/---
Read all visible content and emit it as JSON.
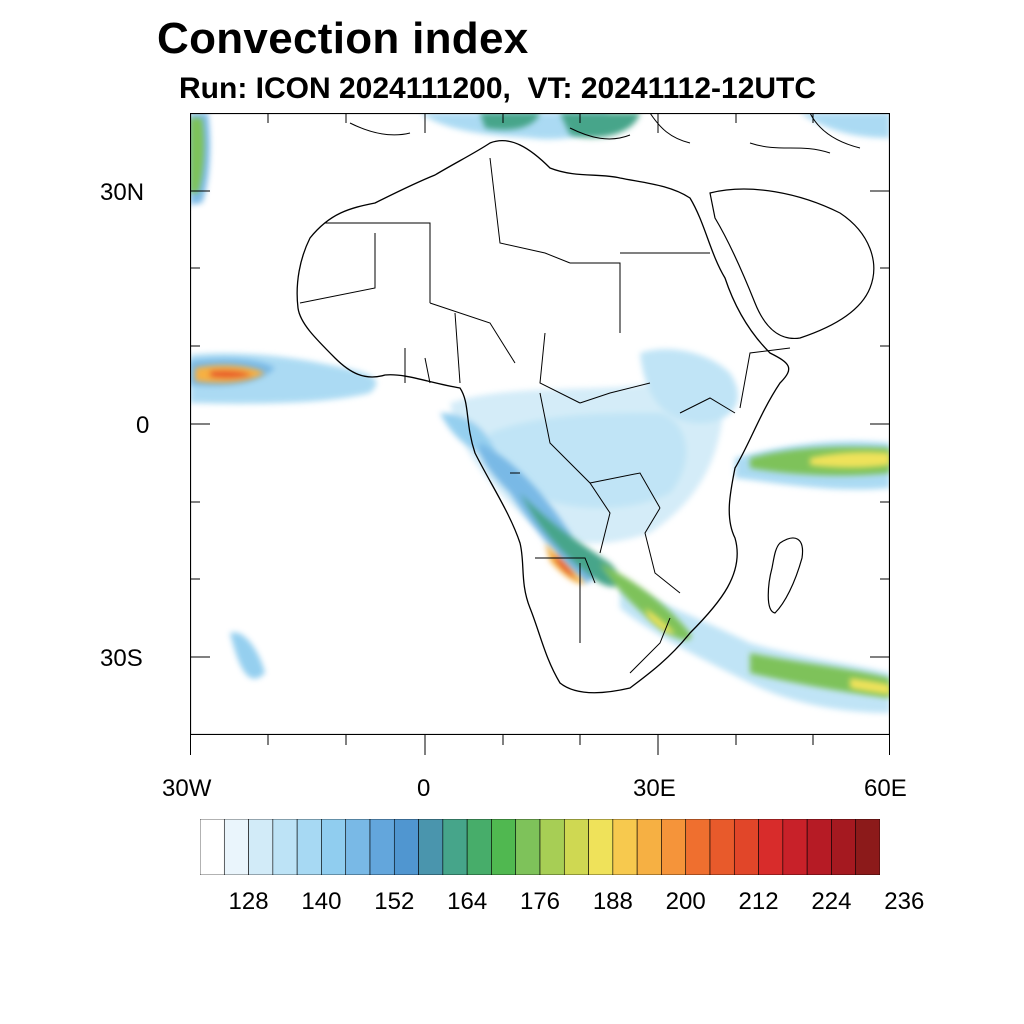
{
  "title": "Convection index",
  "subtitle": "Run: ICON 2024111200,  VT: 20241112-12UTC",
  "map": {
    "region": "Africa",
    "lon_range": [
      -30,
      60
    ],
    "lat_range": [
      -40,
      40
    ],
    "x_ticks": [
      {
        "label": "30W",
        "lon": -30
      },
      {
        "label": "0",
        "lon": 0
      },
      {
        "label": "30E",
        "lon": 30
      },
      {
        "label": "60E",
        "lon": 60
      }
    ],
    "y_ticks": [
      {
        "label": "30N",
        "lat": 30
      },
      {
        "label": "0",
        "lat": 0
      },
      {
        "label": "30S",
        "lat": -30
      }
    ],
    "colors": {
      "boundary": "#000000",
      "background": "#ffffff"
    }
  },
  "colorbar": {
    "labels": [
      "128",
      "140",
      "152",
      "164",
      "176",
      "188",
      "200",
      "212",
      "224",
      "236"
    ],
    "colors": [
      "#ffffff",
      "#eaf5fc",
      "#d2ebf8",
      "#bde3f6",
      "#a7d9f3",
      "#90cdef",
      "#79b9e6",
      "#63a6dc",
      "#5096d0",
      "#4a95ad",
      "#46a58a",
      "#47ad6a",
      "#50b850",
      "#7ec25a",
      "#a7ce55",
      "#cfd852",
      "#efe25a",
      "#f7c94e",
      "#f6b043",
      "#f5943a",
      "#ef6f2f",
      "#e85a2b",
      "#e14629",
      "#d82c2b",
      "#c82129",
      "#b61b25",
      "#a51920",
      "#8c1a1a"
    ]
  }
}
\---
▸ **Task statement**:
Return each line of the data, keeping its wording exact and omitting pictures.

▸ **Written solution**:
Read all visible content and emit it as JSON.
{
  "title": "Convection index",
  "subtitle": "Run: ICON 2024111200,  VT: 20241112-12UTC",
  "map": {
    "region": "Africa",
    "lon_range": [
      -30,
      60
    ],
    "lat_range": [
      -40,
      40
    ],
    "x_ticks": [
      {
        "label": "30W",
        "lon": -30
      },
      {
        "label": "0",
        "lon": 0
      },
      {
        "label": "30E",
        "lon": 30
      },
      {
        "label": "60E",
        "lon": 60
      }
    ],
    "y_ticks": [
      {
        "label": "30N",
        "lat": 30
      },
      {
        "label": "0",
        "lat": 0
      },
      {
        "label": "30S",
        "lat": -30
      }
    ],
    "colors": {
      "boundary": "#000000",
      "background": "#ffffff"
    }
  },
  "colorbar": {
    "labels": [
      "128",
      "140",
      "152",
      "164",
      "176",
      "188",
      "200",
      "212",
      "224",
      "236"
    ],
    "colors": [
      "#ffffff",
      "#eaf5fc",
      "#d2ebf8",
      "#bde3f6",
      "#a7d9f3",
      "#90cdef",
      "#79b9e6",
      "#63a6dc",
      "#5096d0",
      "#4a95ad",
      "#46a58a",
      "#47ad6a",
      "#50b850",
      "#7ec25a",
      "#a7ce55",
      "#cfd852",
      "#efe25a",
      "#f7c94e",
      "#f6b043",
      "#f5943a",
      "#ef6f2f",
      "#e85a2b",
      "#e14629",
      "#d82c2b",
      "#c82129",
      "#b61b25",
      "#a51920",
      "#8c1a1a"
    ]
  }
}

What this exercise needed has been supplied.